_INSTRUCTIONS TO FOLLOW_:
Every line with the string "localhost" should be gathered.
........
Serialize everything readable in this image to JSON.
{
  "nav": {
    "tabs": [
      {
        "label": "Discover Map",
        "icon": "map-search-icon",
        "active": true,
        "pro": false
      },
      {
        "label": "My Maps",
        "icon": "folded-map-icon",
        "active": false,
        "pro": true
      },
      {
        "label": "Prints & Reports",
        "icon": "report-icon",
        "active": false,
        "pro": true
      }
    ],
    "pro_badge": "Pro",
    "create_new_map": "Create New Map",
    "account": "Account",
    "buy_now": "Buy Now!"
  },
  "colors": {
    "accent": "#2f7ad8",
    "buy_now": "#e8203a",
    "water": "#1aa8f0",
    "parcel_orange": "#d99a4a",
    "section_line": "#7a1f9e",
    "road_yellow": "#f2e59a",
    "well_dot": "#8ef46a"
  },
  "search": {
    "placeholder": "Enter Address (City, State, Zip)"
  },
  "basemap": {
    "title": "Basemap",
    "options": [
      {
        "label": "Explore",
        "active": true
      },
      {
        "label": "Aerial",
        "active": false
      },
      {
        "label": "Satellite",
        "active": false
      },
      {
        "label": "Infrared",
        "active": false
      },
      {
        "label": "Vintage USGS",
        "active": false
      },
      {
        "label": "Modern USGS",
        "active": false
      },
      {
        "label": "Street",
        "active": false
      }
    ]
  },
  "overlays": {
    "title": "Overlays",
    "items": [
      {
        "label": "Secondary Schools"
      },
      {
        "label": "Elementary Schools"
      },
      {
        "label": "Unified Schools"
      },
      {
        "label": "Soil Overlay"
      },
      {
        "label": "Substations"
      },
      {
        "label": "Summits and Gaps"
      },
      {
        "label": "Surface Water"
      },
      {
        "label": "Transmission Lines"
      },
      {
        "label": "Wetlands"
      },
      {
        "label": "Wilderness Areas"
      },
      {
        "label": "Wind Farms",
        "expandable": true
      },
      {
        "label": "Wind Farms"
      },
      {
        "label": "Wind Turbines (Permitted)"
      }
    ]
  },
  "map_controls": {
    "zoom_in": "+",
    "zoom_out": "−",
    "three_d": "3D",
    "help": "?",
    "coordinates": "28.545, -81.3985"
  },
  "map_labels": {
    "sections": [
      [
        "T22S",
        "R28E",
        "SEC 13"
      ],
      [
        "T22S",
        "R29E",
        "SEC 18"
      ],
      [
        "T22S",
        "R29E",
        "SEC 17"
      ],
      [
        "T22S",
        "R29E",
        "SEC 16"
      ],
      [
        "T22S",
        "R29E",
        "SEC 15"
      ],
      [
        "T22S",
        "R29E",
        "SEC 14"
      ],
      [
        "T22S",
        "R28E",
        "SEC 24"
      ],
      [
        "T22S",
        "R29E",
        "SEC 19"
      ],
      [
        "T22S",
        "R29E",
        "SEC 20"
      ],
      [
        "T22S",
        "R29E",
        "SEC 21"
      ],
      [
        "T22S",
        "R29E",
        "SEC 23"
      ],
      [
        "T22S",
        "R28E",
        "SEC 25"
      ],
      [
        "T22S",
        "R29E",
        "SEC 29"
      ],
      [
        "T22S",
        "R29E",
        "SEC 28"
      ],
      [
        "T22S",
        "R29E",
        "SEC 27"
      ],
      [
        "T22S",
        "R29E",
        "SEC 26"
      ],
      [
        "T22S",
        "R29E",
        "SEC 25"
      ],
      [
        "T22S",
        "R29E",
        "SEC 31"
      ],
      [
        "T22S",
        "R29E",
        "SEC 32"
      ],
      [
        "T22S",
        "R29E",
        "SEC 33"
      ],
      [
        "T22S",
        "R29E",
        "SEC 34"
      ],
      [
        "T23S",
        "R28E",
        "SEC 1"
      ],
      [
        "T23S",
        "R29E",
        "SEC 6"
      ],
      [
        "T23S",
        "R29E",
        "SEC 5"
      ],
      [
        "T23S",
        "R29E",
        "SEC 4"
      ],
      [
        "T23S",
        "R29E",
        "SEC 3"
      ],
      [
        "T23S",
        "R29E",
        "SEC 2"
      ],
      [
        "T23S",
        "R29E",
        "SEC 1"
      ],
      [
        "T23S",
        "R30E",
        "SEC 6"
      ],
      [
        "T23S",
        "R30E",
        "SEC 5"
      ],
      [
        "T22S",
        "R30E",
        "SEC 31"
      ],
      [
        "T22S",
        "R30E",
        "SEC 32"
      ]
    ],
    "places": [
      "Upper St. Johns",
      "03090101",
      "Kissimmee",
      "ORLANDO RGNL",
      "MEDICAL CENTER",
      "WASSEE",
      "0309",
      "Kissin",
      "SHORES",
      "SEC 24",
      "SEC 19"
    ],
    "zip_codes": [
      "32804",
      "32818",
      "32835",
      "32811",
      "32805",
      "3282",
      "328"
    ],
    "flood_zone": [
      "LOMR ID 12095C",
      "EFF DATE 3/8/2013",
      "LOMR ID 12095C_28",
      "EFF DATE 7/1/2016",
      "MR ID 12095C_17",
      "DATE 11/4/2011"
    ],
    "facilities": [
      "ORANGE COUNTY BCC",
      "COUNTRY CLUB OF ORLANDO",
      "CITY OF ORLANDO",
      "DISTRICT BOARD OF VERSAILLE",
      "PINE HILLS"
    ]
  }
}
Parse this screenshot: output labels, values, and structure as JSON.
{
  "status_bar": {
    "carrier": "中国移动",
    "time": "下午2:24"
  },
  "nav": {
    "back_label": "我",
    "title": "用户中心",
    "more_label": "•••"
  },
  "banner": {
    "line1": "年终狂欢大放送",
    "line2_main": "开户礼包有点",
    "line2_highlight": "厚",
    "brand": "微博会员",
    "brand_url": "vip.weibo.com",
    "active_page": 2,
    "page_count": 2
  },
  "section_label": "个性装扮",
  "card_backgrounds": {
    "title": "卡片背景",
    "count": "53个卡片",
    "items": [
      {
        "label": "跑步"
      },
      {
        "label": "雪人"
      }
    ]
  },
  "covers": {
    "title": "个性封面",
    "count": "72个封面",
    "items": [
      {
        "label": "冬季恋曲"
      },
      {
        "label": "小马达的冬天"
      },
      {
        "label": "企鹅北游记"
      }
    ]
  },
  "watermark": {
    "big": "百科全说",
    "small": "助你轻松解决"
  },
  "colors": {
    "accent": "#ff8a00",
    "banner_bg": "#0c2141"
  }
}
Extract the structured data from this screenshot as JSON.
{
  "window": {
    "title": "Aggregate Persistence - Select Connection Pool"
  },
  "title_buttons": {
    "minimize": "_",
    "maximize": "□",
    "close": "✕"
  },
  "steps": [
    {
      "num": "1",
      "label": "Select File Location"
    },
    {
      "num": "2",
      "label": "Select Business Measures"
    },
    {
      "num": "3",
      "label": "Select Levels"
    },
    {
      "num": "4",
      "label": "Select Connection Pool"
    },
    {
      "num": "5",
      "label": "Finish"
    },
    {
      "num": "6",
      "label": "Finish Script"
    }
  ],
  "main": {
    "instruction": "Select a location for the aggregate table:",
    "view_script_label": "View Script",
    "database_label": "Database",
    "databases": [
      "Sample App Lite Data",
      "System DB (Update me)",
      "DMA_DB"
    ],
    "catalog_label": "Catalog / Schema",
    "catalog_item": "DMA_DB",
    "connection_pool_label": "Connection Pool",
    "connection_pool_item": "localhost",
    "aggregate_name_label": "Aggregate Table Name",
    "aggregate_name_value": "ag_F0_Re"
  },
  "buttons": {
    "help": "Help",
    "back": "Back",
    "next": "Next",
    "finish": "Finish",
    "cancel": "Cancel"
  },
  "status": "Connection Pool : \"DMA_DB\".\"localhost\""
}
........
_ANSWER TO THIS EXERCISE_:
    "connection_pool_item": "localhost",
  "status": "Connection Pool : \"DMA_DB\".\"localhost\""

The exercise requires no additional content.